> **Short task**
Extract, unchanged, the rows from the very start of the listings through the line containing "y0, x1, y1].", including both ends. Leave the pictures out of your answer.

[Element and region listings]
— BEGIN —

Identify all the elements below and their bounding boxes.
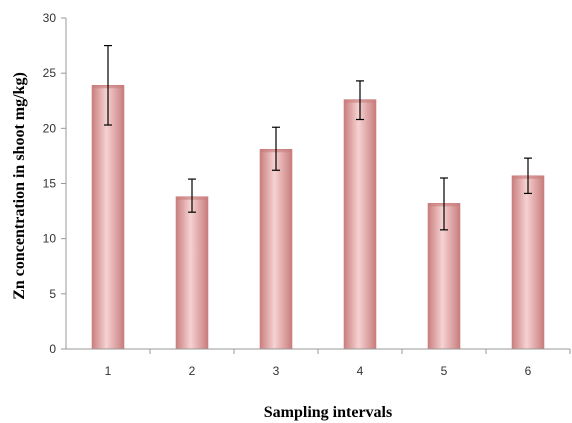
- bars: [91, 85, 545, 350]
- bar-2: [175, 196, 209, 350]
- y-tick-label: 20: [43, 121, 57, 135]
- y-tick-label: 30: [43, 11, 57, 25]
- error-bars: [104, 44, 532, 231]
- x-tick-label-2: 2: [189, 364, 196, 378]
- y-tick-label: 5: [49, 287, 56, 301]
- y-tick-label: 0: [49, 342, 56, 356]
- y-tick-label: 15: [43, 177, 57, 191]
- x-tick-label-3: 3: [273, 364, 280, 378]
- x-tick-label-5: 5: [441, 364, 448, 378]
- x-axis-title: Sampling intervals: [264, 404, 392, 421]
- x-tick-label-6: 6: [525, 364, 532, 378]
- y-tick-label: 25: [43, 66, 57, 80]
- bar-6: [511, 175, 545, 350]
- y-axis-title: Zn concentration in shoot mg/kg): [11, 72, 28, 300]
- y-axis-ticks: 0 5 10 15 20 25 30: [43, 11, 66, 356]
- x-tick-label-1: 1: [105, 364, 112, 378]
- bar-3: [259, 148, 293, 350]
- x-axis-ticks: 1 2 3 4 5 6: [105, 349, 571, 378]
- bar-4: [343, 99, 377, 350]
- y-tick-label: 10: [43, 232, 57, 246]
- x-tick-label-4: 4: [357, 364, 364, 378]
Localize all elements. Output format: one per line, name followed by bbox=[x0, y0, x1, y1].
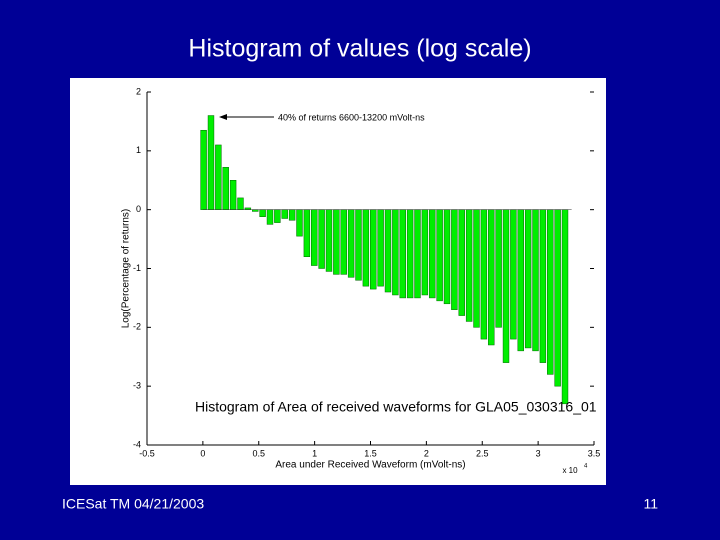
x-tick-label: 0 bbox=[200, 448, 205, 458]
bar bbox=[259, 209, 266, 217]
bar bbox=[406, 209, 414, 299]
annotation-arrowhead bbox=[219, 114, 227, 120]
bar bbox=[318, 209, 325, 269]
bar bbox=[421, 209, 429, 296]
bar bbox=[539, 209, 547, 363]
bar bbox=[229, 180, 237, 210]
x-tick-label: 1 bbox=[312, 448, 317, 458]
plot-panel bbox=[70, 78, 606, 485]
x-tick-label: 2 bbox=[424, 448, 429, 458]
slide-title: Histogram of values (log scale) bbox=[188, 35, 531, 63]
bar bbox=[488, 209, 495, 346]
y-tick-label: 1 bbox=[136, 145, 141, 155]
bar bbox=[554, 209, 561, 387]
bar bbox=[399, 209, 406, 299]
x-axis-label: Area under Received Waveform (mVolt-ns) bbox=[275, 460, 465, 471]
x-tick-label: 2.5 bbox=[476, 448, 489, 458]
bar bbox=[266, 209, 274, 225]
bar bbox=[392, 209, 399, 296]
bar bbox=[465, 209, 473, 322]
bar bbox=[340, 209, 347, 275]
bar bbox=[281, 209, 288, 219]
x-tick-label: 3 bbox=[536, 448, 541, 458]
bar bbox=[252, 209, 259, 212]
bar bbox=[288, 209, 296, 221]
y-tick-label: -3 bbox=[133, 381, 141, 391]
bar bbox=[443, 209, 451, 305]
bar bbox=[244, 207, 252, 210]
bar bbox=[222, 167, 229, 210]
page-number: 11 bbox=[643, 496, 658, 512]
bar bbox=[362, 209, 370, 287]
bar bbox=[532, 209, 539, 352]
bar bbox=[502, 209, 510, 363]
bar bbox=[311, 209, 318, 266]
y-tick-label: 2 bbox=[136, 86, 141, 96]
bar bbox=[296, 209, 303, 237]
bar bbox=[377, 209, 384, 287]
bar bbox=[547, 209, 554, 375]
x-tick-label: 1.5 bbox=[364, 448, 377, 458]
bar bbox=[495, 209, 502, 328]
bar bbox=[274, 209, 281, 223]
bar bbox=[207, 115, 215, 210]
bar bbox=[215, 144, 222, 210]
bar bbox=[517, 209, 524, 352]
bar bbox=[414, 209, 421, 299]
y-tick-label: -2 bbox=[133, 322, 141, 332]
bar bbox=[347, 209, 355, 278]
x-tick-label: -0.5 bbox=[139, 448, 155, 458]
bar bbox=[473, 209, 480, 328]
bar bbox=[480, 209, 488, 340]
x-scale-label: x 10 bbox=[562, 466, 578, 475]
bar bbox=[524, 209, 532, 349]
bar bbox=[303, 209, 311, 257]
footer: ICESat TM 04/21/2003 bbox=[62, 496, 204, 512]
bar bbox=[237, 197, 244, 210]
y-tick-label: -1 bbox=[133, 263, 141, 273]
bar bbox=[561, 209, 569, 405]
x-scale-exponent: 4 bbox=[584, 464, 588, 470]
bar bbox=[355, 209, 362, 281]
bar bbox=[325, 209, 333, 272]
bar bbox=[436, 209, 443, 302]
chart: -4 -3 -2 -1 0 1 2 -0.5 0 0.5 1 1.5 2 2.5 3 3.5 Area unde… bbox=[121, 86, 601, 475]
bar bbox=[429, 209, 436, 299]
annotation: 40% of returns 6600-13200 mVolt-ns bbox=[278, 112, 425, 122]
x-tick-label: 3.5 bbox=[588, 448, 601, 458]
x-tick-label: 0.5 bbox=[252, 448, 265, 458]
plot-title: Histogram of Area of received waveforms … bbox=[195, 399, 597, 415]
bar bbox=[200, 129, 207, 210]
y-tick-label: 0 bbox=[136, 204, 141, 214]
bar bbox=[451, 209, 458, 310]
bar bbox=[370, 209, 377, 290]
bar bbox=[384, 209, 392, 293]
bar bbox=[458, 209, 465, 316]
y-axis-label: Log(Percentage of returns) bbox=[121, 209, 132, 329]
bar bbox=[333, 209, 340, 275]
bar bbox=[510, 209, 517, 340]
y-tick-label: -4 bbox=[133, 439, 141, 449]
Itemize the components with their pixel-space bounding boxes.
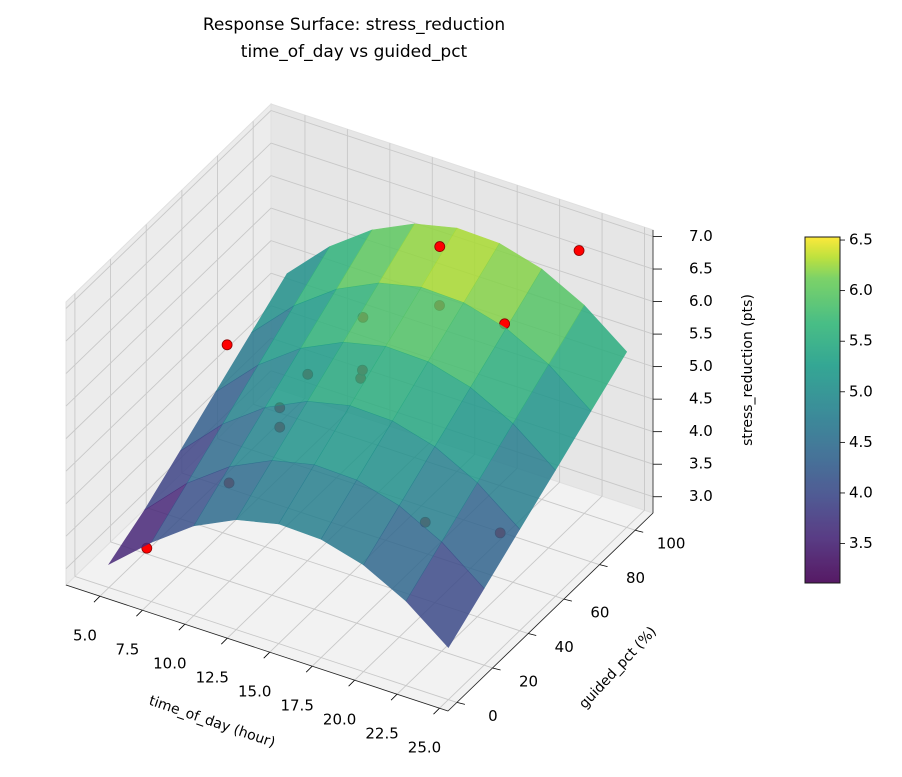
grid-line — [65, 240, 272, 439]
x-tick-label: 15.0 — [238, 683, 271, 701]
grid-line — [439, 509, 645, 709]
y-axis-label: guided_pct (%) — [576, 624, 660, 712]
data-point — [221, 339, 233, 351]
y-tick — [563, 598, 572, 602]
x-tick-label: 12.5 — [196, 669, 229, 687]
x-tick — [221, 637, 228, 645]
grid-line — [65, 207, 272, 407]
x-tick-label: 10.0 — [153, 655, 186, 673]
x-tick — [390, 693, 398, 701]
plot-area — [108, 223, 628, 648]
x-tick-label: 20.0 — [323, 711, 356, 729]
x-tick — [263, 651, 271, 659]
x-axis-label: time_of_day (hour) — [147, 693, 277, 751]
z-tick-label: 3.0 — [689, 487, 713, 505]
z-tick-label: 6.0 — [689, 292, 713, 310]
y-tick — [599, 564, 608, 568]
y-tick-label: 60 — [590, 604, 609, 622]
grid-line — [270, 110, 654, 237]
grid-line — [270, 142, 654, 270]
z-tick-label: 6.5 — [689, 260, 713, 278]
z-tick-label: 4.0 — [689, 422, 713, 440]
z-tick-label: 7.0 — [689, 227, 713, 245]
y-tick — [635, 529, 644, 533]
z-tick-label: 5.0 — [689, 357, 713, 375]
colorbar-tick-label: 4.5 — [849, 433, 873, 451]
x-tick-label: 22.5 — [365, 725, 398, 743]
y-tick — [492, 667, 501, 671]
grid-line — [110, 541, 493, 669]
x-tick — [93, 595, 101, 603]
colorbar-tick-label: 5.5 — [849, 332, 873, 350]
grid-line — [65, 110, 272, 309]
y-tick-label: 20 — [519, 672, 538, 690]
x-tick-label: 5.0 — [73, 627, 97, 645]
grid-line — [65, 305, 272, 505]
y-tick — [456, 702, 466, 705]
y-tick — [528, 633, 537, 636]
axis-line — [447, 512, 654, 712]
colorbar-axis: 3.5 4.0 4.5 5.0 5.5 6.0 6.5 — [840, 231, 873, 552]
data-point — [573, 245, 585, 256]
x-tick-label: 7.5 — [115, 641, 139, 659]
axis-line — [65, 584, 449, 712]
x-tick-label: 17.5 — [280, 697, 313, 715]
z-axis-label: stress_reduction (pts) — [740, 294, 756, 446]
y-tick-label: 0 — [488, 707, 498, 725]
grid-line — [65, 142, 272, 342]
x-tick — [433, 707, 440, 715]
grid-line — [396, 495, 603, 695]
colorbar — [804, 236, 841, 584]
colorbar-tick-label: 6.5 — [849, 231, 873, 249]
colorbar-tick-label: 3.5 — [849, 534, 873, 552]
z-tick-label: 3.5 — [689, 455, 713, 473]
y-tick-label: 100 — [657, 535, 686, 553]
x-tick — [305, 665, 313, 673]
grid-line — [65, 272, 272, 472]
x-tick — [136, 609, 143, 617]
colorbar-tick-label: 6.0 — [849, 281, 873, 299]
x-tick — [348, 679, 355, 687]
x-tick-label: 25.0 — [408, 739, 441, 757]
chart-subtitle: time_of_day vs guided_pct — [241, 42, 468, 62]
surface-patch — [363, 505, 442, 602]
grid-line — [65, 175, 272, 374]
x-tick — [178, 623, 186, 631]
grid-line — [74, 575, 458, 703]
colorbar-tick-label: 4.0 — [849, 483, 873, 501]
y-tick-label: 40 — [555, 638, 574, 656]
z-tick-label: 4.5 — [689, 390, 713, 408]
chart-title: Response Surface: stress_reduction — [203, 15, 505, 35]
data-point — [434, 241, 446, 252]
z-tick-label: 5.5 — [689, 325, 713, 343]
colorbar-tick-label: 5.0 — [849, 382, 873, 400]
y-tick-label: 80 — [626, 569, 645, 587]
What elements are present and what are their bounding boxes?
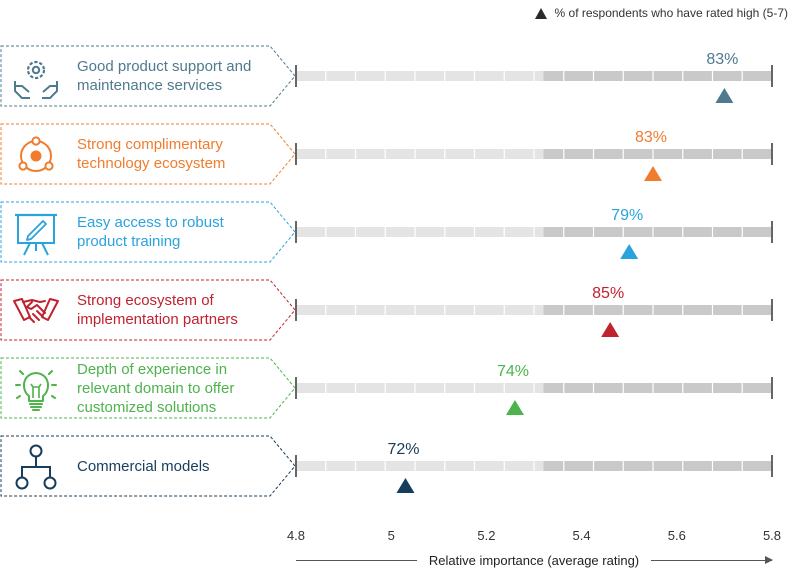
hands-gear-icon xyxy=(14,60,58,99)
presentation-board-icon xyxy=(15,213,57,256)
row-label-outline xyxy=(0,201,296,263)
ecosystem-orbit-icon xyxy=(18,136,54,172)
data-marker-triangle xyxy=(644,166,662,181)
row-label-frame xyxy=(0,201,296,263)
row-label-outline xyxy=(0,435,296,497)
x-tick-label: 4.8 xyxy=(287,528,305,543)
x-axis-title: Relative importance (average rating) xyxy=(296,553,773,568)
track-bar-right xyxy=(543,71,772,81)
row-label-frame xyxy=(0,45,296,107)
x-axis-arrow-right xyxy=(651,556,773,564)
x-axis-label: Relative importance (average rating) xyxy=(428,553,640,568)
row-label-outline xyxy=(0,45,296,107)
row-label-text: Strong complimentary technology ecosyste… xyxy=(77,136,226,172)
legend: % of respondents who have rated high (5-… xyxy=(534,6,788,20)
x-tick-label: 5.2 xyxy=(477,528,495,543)
x-tick-label: 5 xyxy=(388,528,395,543)
row-label-text: Commercial models xyxy=(77,457,210,475)
track-bar-right xyxy=(543,461,772,471)
track-bar-right xyxy=(543,227,772,237)
data-marker-triangle xyxy=(620,244,639,259)
track-bar-right xyxy=(543,149,772,159)
handshake-icon xyxy=(13,298,59,323)
row-label-text: Good product support and maintenance ser… xyxy=(77,58,252,94)
data-marker-triangle xyxy=(505,400,524,415)
row-label-box: Depth of experience in relevant domain t… xyxy=(0,357,296,419)
row-label-frame xyxy=(0,357,296,419)
row-label-outline xyxy=(0,123,296,185)
track-bar-right xyxy=(543,305,772,315)
data-label: 72% xyxy=(387,441,419,458)
row-label-text: Depth of experience in relevant domain t… xyxy=(77,360,235,416)
lightbulb-icon xyxy=(15,370,57,411)
row-label-box: Commercial models xyxy=(0,435,296,497)
data-label: 83% xyxy=(706,51,738,68)
row-label-text: Strong ecosystem of implementation partn… xyxy=(77,292,238,328)
x-tick-label: 5.8 xyxy=(763,528,781,543)
x-tick-label: 5.4 xyxy=(573,528,591,543)
data-marker-triangle xyxy=(715,88,734,103)
x-axis-arrow-left xyxy=(296,560,417,561)
row-label-box: Easy access to robust product training xyxy=(0,201,296,263)
row-label-outline xyxy=(0,357,296,419)
row-label-frame xyxy=(0,435,296,497)
data-label: 83% xyxy=(635,129,667,146)
data-marker-triangle xyxy=(601,322,620,337)
legend-label: % of respondents who have rated high (5-… xyxy=(554,6,788,20)
row-label-box: Good product support and maintenance ser… xyxy=(0,45,296,107)
data-label: 79% xyxy=(611,207,643,224)
data-label: 85% xyxy=(592,285,624,302)
row-label-outline xyxy=(0,279,296,341)
legend-triangle-icon xyxy=(534,7,547,19)
row-label-box: Strong ecosystem of implementation partn… xyxy=(0,279,296,341)
row-label-box: Strong complimentary technology ecosyste… xyxy=(0,123,296,185)
track-bar-right xyxy=(543,383,772,393)
row-label-frame xyxy=(0,279,296,341)
x-tick-label: 5.6 xyxy=(668,528,686,543)
data-marker-triangle xyxy=(396,478,415,493)
row-label-text: Easy access to robust product training xyxy=(77,214,224,250)
row-label-frame xyxy=(0,123,296,185)
data-label: 74% xyxy=(497,363,529,380)
hierarchy-icon xyxy=(15,444,57,490)
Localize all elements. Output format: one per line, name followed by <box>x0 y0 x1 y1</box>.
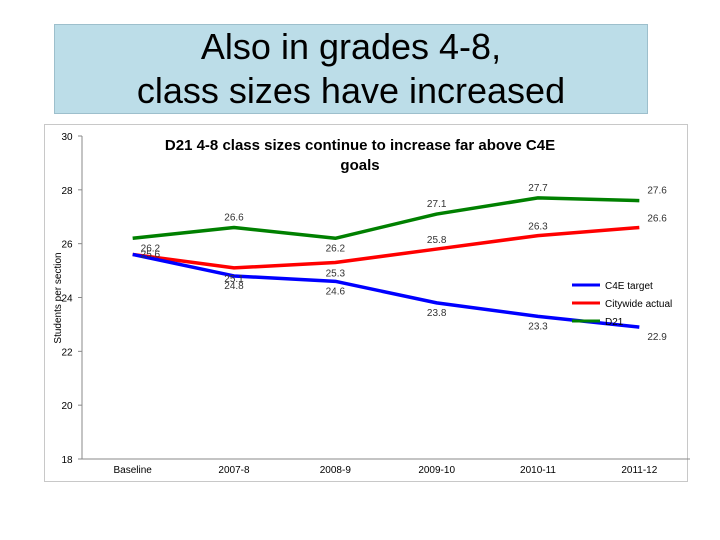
x-tick-label: Baseline <box>113 465 152 476</box>
series-line-c4e-target <box>132 252 640 329</box>
data-label-citywide-actual: 26.6 <box>647 214 667 225</box>
legend: C4E target Citywide actual D21 <box>572 281 672 328</box>
series-line-citywide-actual <box>132 225 640 270</box>
slide-title-line-1: Also in grades 4-8, <box>200 26 502 67</box>
data-label-c4e-target: 23.3 <box>528 321 548 332</box>
data-label-c4e-target: 24.6 <box>326 286 346 297</box>
data-label-citywide-actual: 25.1 <box>224 274 244 285</box>
x-tick-label: 2009-10 <box>418 465 455 476</box>
data-label-citywide-actual: 26.3 <box>528 222 548 233</box>
data-label-c4e-target: 22.9 <box>647 332 667 343</box>
chart-title-line-1: D21 4-8 class sizes continue to increase… <box>165 137 555 154</box>
x-tick-label: 2010-11 <box>520 465 556 476</box>
y-tick-label: 18 <box>61 455 73 466</box>
chart-title-line-2: goals <box>340 157 379 174</box>
series-layer <box>132 196 640 329</box>
data-label-citywide-actual: 25.3 <box>326 269 346 280</box>
x-tick-label: 2008-9 <box>320 465 352 476</box>
data-label-citywide-actual: 25.8 <box>427 235 447 246</box>
data-labels-layer: 25.6 24.8 24.6 23.8 23.3 22.9 25.1 25.3 25.8 26.3… <box>141 183 668 343</box>
legend-label-c4e-target: C4E target <box>605 281 653 292</box>
y-tick-label: 22 <box>61 347 73 358</box>
slide-title-line-2: class sizes have increased <box>136 70 566 111</box>
data-label-d21: 26.2 <box>141 243 161 254</box>
y-axis-label: Students per section <box>53 252 64 343</box>
y-tick-label: 28 <box>61 186 73 197</box>
y-tick-label: 26 <box>61 240 73 251</box>
series-line-d21 <box>132 196 640 241</box>
data-label-d21: 27.6 <box>647 186 667 197</box>
data-label-d21: 27.1 <box>427 199 447 210</box>
legend-label-citywide-actual: Citywide actual <box>605 299 672 310</box>
y-tick-label: 30 <box>61 132 73 143</box>
legend-label-d21: D21 <box>605 317 624 328</box>
x-tick-label: 2011-12 <box>621 465 657 476</box>
y-tick-label: 20 <box>61 401 73 412</box>
data-label-d21: 26.6 <box>224 213 244 224</box>
y-tick-label: 24 <box>61 294 73 305</box>
data-label-d21: 26.2 <box>326 243 346 254</box>
data-label-c4e-target: 23.8 <box>427 308 447 319</box>
data-label-c4e-target: 25.6 <box>141 249 161 260</box>
chart-axes: 18 20 22 24 26 28 30 Baseline 2007-8 2008-9 2009-1… <box>61 132 690 476</box>
data-label-c4e-target: 24.8 <box>224 281 244 292</box>
x-tick-label: 2007-8 <box>218 465 250 476</box>
data-label-d21: 27.7 <box>528 183 548 194</box>
slide-title-box: Also in grades 4-8, class sizes have inc… <box>54 24 648 114</box>
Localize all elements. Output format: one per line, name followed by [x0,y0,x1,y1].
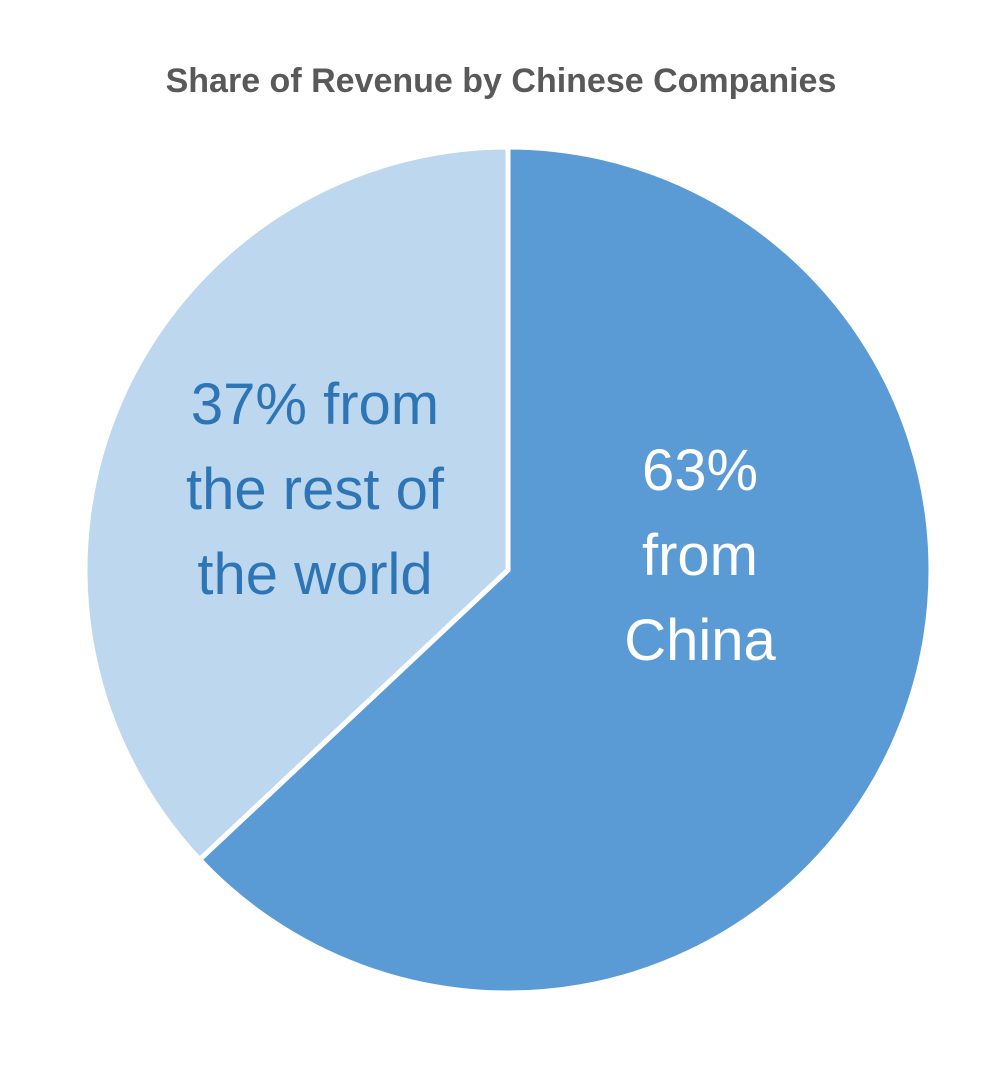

— END —

> **Worked answer**
Identify all the elements below and their bounding boxes.
- bars: [91, 85, 545, 350]
- bar-2: [175, 196, 209, 350]
- y-tick-label: 20: [43, 121, 57, 135]
- y-tick-label: 30: [43, 11, 57, 25]
- error-bars: [104, 44, 532, 231]
- x-tick-label-2: 2: [189, 364, 196, 378]
- y-tick-label: 5: [49, 287, 56, 301]
- y-tick-label: 0: [49, 342, 56, 356]
- y-tick-label: 15: [43, 177, 57, 191]
- x-tick-label-3: 3: [273, 364, 280, 378]
- x-tick-label-5: 5: [441, 364, 448, 378]
- x-axis-title: Sampling intervals: [264, 404, 392, 421]
- x-tick-label-6: 6: [525, 364, 532, 378]
- y-tick-label: 25: [43, 66, 57, 80]
- bar-6: [511, 175, 545, 350]
- y-axis-title: Zn concentration in shoot mg/kg): [11, 72, 28, 300]
- y-axis-ticks: 0 5 10 15 20 25 30: [43, 11, 66, 356]
- x-tick-label-1: 1: [105, 364, 112, 378]
- bar-3: [259, 148, 293, 350]
- x-axis-ticks: 1 2 3 4 5 6: [105, 349, 571, 378]
- bar-4: [343, 99, 377, 350]
- y-tick-label: 10: [43, 232, 57, 246]
- x-tick-label-4: 4: [357, 364, 364, 378]
Localize all elements. Output format: one per line, name followed by bbox=[x0, y0, x1, y1].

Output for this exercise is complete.